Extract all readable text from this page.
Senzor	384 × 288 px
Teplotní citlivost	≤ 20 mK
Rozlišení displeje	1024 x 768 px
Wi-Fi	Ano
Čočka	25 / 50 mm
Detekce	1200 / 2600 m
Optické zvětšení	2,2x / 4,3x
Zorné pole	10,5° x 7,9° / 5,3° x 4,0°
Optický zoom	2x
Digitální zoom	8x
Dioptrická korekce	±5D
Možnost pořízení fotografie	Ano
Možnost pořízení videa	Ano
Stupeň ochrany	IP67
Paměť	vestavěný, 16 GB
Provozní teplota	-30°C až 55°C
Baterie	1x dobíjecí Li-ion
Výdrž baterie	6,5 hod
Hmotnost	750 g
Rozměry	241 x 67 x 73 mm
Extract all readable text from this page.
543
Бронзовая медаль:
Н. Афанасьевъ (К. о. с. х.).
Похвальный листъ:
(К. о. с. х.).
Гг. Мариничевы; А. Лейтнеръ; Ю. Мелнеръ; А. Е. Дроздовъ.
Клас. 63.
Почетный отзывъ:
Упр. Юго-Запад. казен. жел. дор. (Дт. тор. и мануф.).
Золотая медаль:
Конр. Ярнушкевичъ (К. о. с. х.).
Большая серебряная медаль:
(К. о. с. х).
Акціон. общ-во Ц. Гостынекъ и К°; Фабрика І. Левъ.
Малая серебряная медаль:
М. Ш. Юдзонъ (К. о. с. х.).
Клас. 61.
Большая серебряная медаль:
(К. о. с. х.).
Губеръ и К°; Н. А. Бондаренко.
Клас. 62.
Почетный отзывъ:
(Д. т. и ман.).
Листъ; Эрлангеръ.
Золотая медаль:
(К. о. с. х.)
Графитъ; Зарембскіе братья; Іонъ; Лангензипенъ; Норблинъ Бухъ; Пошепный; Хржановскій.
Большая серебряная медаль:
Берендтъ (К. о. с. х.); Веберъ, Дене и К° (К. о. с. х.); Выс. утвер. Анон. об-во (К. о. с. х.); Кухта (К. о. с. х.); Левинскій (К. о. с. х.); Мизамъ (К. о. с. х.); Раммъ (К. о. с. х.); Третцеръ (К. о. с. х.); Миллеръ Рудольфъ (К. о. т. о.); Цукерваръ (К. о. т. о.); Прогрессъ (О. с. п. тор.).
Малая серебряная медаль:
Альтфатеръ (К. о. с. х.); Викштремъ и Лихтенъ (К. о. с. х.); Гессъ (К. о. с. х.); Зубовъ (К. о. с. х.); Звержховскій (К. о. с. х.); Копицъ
---+---
Directions for this task — Reproduce the listing shown above in its entirety, exactly.

Output below —
Extract all readable text from this page.
Senzor	384 × 288 px
Teplotní citlivost	≤ 20 mK
Rozlišení displeje	1024 x 768 px
Wi-Fi	Ano
Čočka	25 / 50 mm
Detekce	1200 / 2600 m
Optické zvětšení	2,2x / 4,3x
Zorné pole	10,5° x 7,9° / 5,3° x 4,0°
Optický zoom	2x
Digitální zoom	8x
Dioptrická korekce	±5D
Možnost pořízení fotografie	Ano
Možnost pořízení videa	Ano
Stupeň ochrany	IP67
Paměť	vestavěný, 16 GB
Provozní teplota	-30°C až 55°C
Baterie	1x dobíjecí Li-ion
Výdrž baterie	6,5 hod
Hmotnost	750 g
Rozměry	241 x 67 x 73 mm
Extract all readable text from this page.
543
Бронзовая медаль:
Н. Афанасьевъ (К. о. с. х.).
Похвальный листъ:
(К. о. с. х.).
Гг. Мариничевы; А. Лейтнеръ; Ю. Мелнеръ; А. Е. Дроздовъ.
Клас. 63.
Почетный отзывъ:
Упр. Юго-Запад. казен. жел. дор. (Дт. тор. и мануф.).
Золотая медаль:
Конр. Ярнушкевичъ (К. о. с. х.).
Большая серебряная медаль:
(К. о. с. х).
Акціон. общ-во Ц. Гостынекъ и К°; Фабрика І. Левъ.
Малая серебряная медаль:
М. Ш. Юдзонъ (К. о. с. х.).
Клас. 61.
Большая серебряная медаль:
(К. о. с. х.).
Губеръ и К°; Н. А. Бондаренко.
Клас. 62.
Почетный отзывъ:
(Д. т. и ман.).
Листъ; Эрлангеръ.
Золотая медаль:
(К. о. с. х.)
Графитъ; Зарембскіе братья; Іонъ; Лангензипенъ; Норблинъ Бухъ; Пошепный; Хржановскій.
Большая серебряная медаль:
Берендтъ (К. о. с. х.); Веберъ, Дене и К° (К. о. с. х.); Выс. утвер. Анон. об-во (К. о. с. х.); Кухта (К. о. с. х.); Левинскій (К. о. с. х.); Мизамъ (К. о. с. х.); Раммъ (К. о. с. х.); Третцеръ (К. о. с. х.); Миллеръ Рудольфъ (К. о. т. о.); Цукерваръ (К. о. т. о.); Прогрессъ (О. с. п. тор.).
Малая серебряная медаль:
Альтфатеръ (К. о. с. х.); Викштремъ и Лихтенъ (К. о. с. х.); Гессъ (К. о. с. х.); Зубовъ (К. о. с. х.); Звержховскій (К. о. с. х.); Копицъ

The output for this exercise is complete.